Figure contents as structured data
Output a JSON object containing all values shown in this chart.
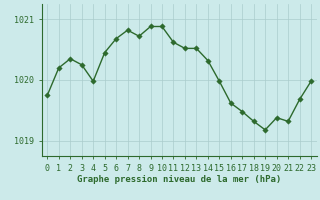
{
  "x": [
    0,
    1,
    2,
    3,
    4,
    5,
    6,
    7,
    8,
    9,
    10,
    11,
    12,
    13,
    14,
    15,
    16,
    17,
    18,
    19,
    20,
    21,
    22,
    23
  ],
  "y": [
    1019.75,
    1020.2,
    1020.35,
    1020.25,
    1019.98,
    1020.45,
    1020.68,
    1020.82,
    1020.72,
    1020.88,
    1020.88,
    1020.62,
    1020.52,
    1020.52,
    1020.32,
    1019.98,
    1019.62,
    1019.48,
    1019.32,
    1019.18,
    1019.38,
    1019.32,
    1019.68,
    1019.98
  ],
  "line_color": "#2d6a2d",
  "marker_color": "#2d6a2d",
  "bg_color": "#cceaea",
  "grid_color": "#aacccc",
  "axis_color": "#2d6a2d",
  "tick_label_color": "#2d6a2d",
  "xlabel": "Graphe pression niveau de la mer (hPa)",
  "ylim": [
    1018.75,
    1021.25
  ],
  "yticks": [
    1019,
    1020,
    1021
  ],
  "xticks": [
    0,
    1,
    2,
    3,
    4,
    5,
    6,
    7,
    8,
    9,
    10,
    11,
    12,
    13,
    14,
    15,
    16,
    17,
    18,
    19,
    20,
    21,
    22,
    23
  ],
  "xlabel_fontsize": 6.5,
  "tick_fontsize": 6.0,
  "line_width": 1.0,
  "marker_size": 2.8
}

EXERCISE OBJECTIVE
Without the pictures, restate all of the entries above verbatim.

EXERCISE SOLUTION
Output a JSON object containing all values shown in this chart.
{
  "x": [
    0,
    1,
    2,
    3,
    4,
    5,
    6,
    7,
    8,
    9,
    10,
    11,
    12,
    13,
    14,
    15,
    16,
    17,
    18,
    19,
    20,
    21,
    22,
    23
  ],
  "y": [
    1019.75,
    1020.2,
    1020.35,
    1020.25,
    1019.98,
    1020.45,
    1020.68,
    1020.82,
    1020.72,
    1020.88,
    1020.88,
    1020.62,
    1020.52,
    1020.52,
    1020.32,
    1019.98,
    1019.62,
    1019.48,
    1019.32,
    1019.18,
    1019.38,
    1019.32,
    1019.68,
    1019.98
  ],
  "line_color": "#2d6a2d",
  "marker_color": "#2d6a2d",
  "bg_color": "#cceaea",
  "grid_color": "#aacccc",
  "axis_color": "#2d6a2d",
  "tick_label_color": "#2d6a2d",
  "xlabel": "Graphe pression niveau de la mer (hPa)",
  "ylim": [
    1018.75,
    1021.25
  ],
  "yticks": [
    1019,
    1020,
    1021
  ],
  "xticks": [
    0,
    1,
    2,
    3,
    4,
    5,
    6,
    7,
    8,
    9,
    10,
    11,
    12,
    13,
    14,
    15,
    16,
    17,
    18,
    19,
    20,
    21,
    22,
    23
  ],
  "xlabel_fontsize": 6.5,
  "tick_fontsize": 6.0,
  "line_width": 1.0,
  "marker_size": 2.8
}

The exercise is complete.